REQUIRED WORK:
- a) In the comment thread on coal and manufacturing, what specification did the carbide cutting tools in the machine shop have to meet?
- b) According to the comment thread on coal and manufacturing, why did the shop grinding carbide cutting tools produce lots of waste? Explain in one to three sentences.
- c) Continue the comment thread on coal and manufacturing from its last sentence.

PASSAGE FOR REVIEW:
Segment Open

    Coal spews more radiation than a nuclear meltdown, and kills many more people in it's extraction and mining. How's that for some things not to love?

    --
    ..don't panic
  7. Re:But coal doesn't cause tsunamis like nuclear do by Nova77 · · Score: 4, Informative

    The nuclear accident of Fukushima has yet to kill *a single person* due to radiation. I don't know where you get your data, but surely it's not factual.

  8. Re:Greenpeace by Anonymous Coward · · Score: 4, Informative

    Patrick Moore understood this but of course to the ignorants at Greenpeace this makes him a corporate shill. Environmental protection should be all about setting global priorities straight NOW.

  9. Re:was it ever not in love with coal? by Rockoon · · Score: 5, Informative

    Funny that the data doesnt shows a "dismantling [of] our manufacturing industry."

    Our manufacturing industry simply evolved towards automation. We make more than we ever did before, its just that we use fewer man hours than we used to. Even small machine shops that used to employ a few dozen people now employ only a couple of people total who monitor CNC machines, but these small machine shops now output more product than they ever did using manual labor, and its made to tighter specifications than ever before too.

    I worked in a shop where many employees were grinding some carbide cutting tools that needed to be within a spec of +/- 2 ten thousandths of an inch destined for Pratt and Whitney's jet engine manufacturing facility. There was lots of waste because it was exceedingly difficult to consistently make parts with such a tight specification. That same shop now uses a single CNC machine to make the same part, has almost no waste at all, and only needs a single person to oversee the machine periodically (the person can oversee dozens of machines.)
Segment Closed
EXCERPTED DATA:
Segment Open
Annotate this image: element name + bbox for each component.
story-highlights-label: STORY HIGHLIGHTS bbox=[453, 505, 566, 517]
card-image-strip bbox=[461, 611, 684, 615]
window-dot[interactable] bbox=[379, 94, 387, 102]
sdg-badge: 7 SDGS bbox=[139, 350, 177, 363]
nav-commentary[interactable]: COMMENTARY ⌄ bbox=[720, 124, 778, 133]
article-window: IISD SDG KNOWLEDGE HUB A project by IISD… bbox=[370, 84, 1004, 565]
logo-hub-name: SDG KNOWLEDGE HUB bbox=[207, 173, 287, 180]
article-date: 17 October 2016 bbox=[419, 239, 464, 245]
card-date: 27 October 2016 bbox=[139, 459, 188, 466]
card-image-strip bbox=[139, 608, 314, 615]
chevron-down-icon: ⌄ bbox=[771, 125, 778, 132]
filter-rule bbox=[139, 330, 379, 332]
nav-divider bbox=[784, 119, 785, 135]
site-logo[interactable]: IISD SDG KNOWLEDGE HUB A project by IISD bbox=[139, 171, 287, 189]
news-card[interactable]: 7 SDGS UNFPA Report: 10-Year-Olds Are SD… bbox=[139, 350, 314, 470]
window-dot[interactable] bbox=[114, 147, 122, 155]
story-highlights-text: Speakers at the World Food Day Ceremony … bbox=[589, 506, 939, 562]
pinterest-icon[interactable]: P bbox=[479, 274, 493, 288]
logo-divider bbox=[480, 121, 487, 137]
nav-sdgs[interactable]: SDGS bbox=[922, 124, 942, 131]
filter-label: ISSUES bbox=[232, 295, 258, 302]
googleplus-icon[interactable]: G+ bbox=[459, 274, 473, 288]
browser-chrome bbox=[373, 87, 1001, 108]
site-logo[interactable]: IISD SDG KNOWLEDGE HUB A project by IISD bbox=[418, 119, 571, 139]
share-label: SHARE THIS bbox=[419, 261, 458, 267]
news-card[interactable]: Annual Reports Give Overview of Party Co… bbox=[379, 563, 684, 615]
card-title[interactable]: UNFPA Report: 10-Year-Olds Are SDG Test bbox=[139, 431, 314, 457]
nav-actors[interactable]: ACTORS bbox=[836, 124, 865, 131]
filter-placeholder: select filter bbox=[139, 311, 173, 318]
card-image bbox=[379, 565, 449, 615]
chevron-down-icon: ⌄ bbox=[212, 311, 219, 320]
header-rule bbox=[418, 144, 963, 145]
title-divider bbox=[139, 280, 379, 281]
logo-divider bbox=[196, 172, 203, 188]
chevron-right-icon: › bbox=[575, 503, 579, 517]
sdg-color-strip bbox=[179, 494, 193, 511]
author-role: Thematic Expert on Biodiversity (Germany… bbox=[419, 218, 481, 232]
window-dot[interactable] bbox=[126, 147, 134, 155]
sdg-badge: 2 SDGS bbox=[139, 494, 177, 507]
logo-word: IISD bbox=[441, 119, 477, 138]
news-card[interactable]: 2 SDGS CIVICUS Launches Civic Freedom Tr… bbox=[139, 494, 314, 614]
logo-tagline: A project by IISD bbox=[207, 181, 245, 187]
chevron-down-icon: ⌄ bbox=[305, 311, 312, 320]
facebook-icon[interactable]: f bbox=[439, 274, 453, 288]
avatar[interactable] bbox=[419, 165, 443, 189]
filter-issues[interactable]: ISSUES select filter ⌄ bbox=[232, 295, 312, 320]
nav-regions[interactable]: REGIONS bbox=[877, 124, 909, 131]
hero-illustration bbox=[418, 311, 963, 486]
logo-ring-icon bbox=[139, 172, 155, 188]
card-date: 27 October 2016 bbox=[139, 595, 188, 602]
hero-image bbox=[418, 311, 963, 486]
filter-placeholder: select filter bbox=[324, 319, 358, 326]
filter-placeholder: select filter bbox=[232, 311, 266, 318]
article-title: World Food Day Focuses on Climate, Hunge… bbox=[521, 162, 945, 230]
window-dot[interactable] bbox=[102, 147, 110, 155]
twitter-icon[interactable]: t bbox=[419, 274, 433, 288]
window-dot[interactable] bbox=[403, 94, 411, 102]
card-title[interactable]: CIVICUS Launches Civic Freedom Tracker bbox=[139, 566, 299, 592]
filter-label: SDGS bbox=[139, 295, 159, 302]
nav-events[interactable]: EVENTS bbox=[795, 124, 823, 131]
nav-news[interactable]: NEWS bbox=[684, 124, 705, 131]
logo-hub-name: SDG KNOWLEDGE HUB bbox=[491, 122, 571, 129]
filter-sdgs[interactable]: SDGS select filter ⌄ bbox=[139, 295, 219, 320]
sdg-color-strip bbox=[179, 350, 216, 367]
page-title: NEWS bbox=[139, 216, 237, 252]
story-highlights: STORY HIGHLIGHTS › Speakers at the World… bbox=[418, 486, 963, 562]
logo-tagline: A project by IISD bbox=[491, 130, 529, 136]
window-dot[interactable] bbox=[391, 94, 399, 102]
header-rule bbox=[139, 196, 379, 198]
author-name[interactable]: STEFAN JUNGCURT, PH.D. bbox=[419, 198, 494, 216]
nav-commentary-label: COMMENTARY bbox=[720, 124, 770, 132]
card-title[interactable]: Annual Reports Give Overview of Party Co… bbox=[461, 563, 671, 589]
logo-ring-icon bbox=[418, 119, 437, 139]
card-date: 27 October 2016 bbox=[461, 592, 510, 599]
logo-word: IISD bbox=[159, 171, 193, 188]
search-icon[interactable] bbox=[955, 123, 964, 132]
Segment Closed
ANSWER LIST:
- a) They had to be within +/- 2 ten thousandths of an inch.

- b) The tools had to meet a very tight specification of +/- 2 ten thousandths of an inch. It was exceedingly difficult to make parts to that specification consistently, so many came out unusable.

- c)
    That, my friend, is what happened to American manufacturing. We didn't stop making stuff. We just stopped using people to do it.

    --
    "His name was James Damore."
  10. Re:Hey Slashdot Editor! by nojayuk · · Score: 4, Informative

    The difference is that the residual radioactive materials in coal power station exhaust and fly ash tend to be long-lived ones from natural decay processes -- U238's half-life is 4.5 billion years so a tonne of uranium metal isn't actually very radioactive and in a lump nearly all of the decays that happen every second occur deep inside the lump and never make it to the outside where they can have an effect on the environment. In the case of power station fly ash radioactive contaminants like U238 and Th232 are diluted in lagoons under water and the perceived problem is the chemical toxicity of the sludge (toxic metals, dioxins, sulfur compounds etc.) rather than its radioactivity.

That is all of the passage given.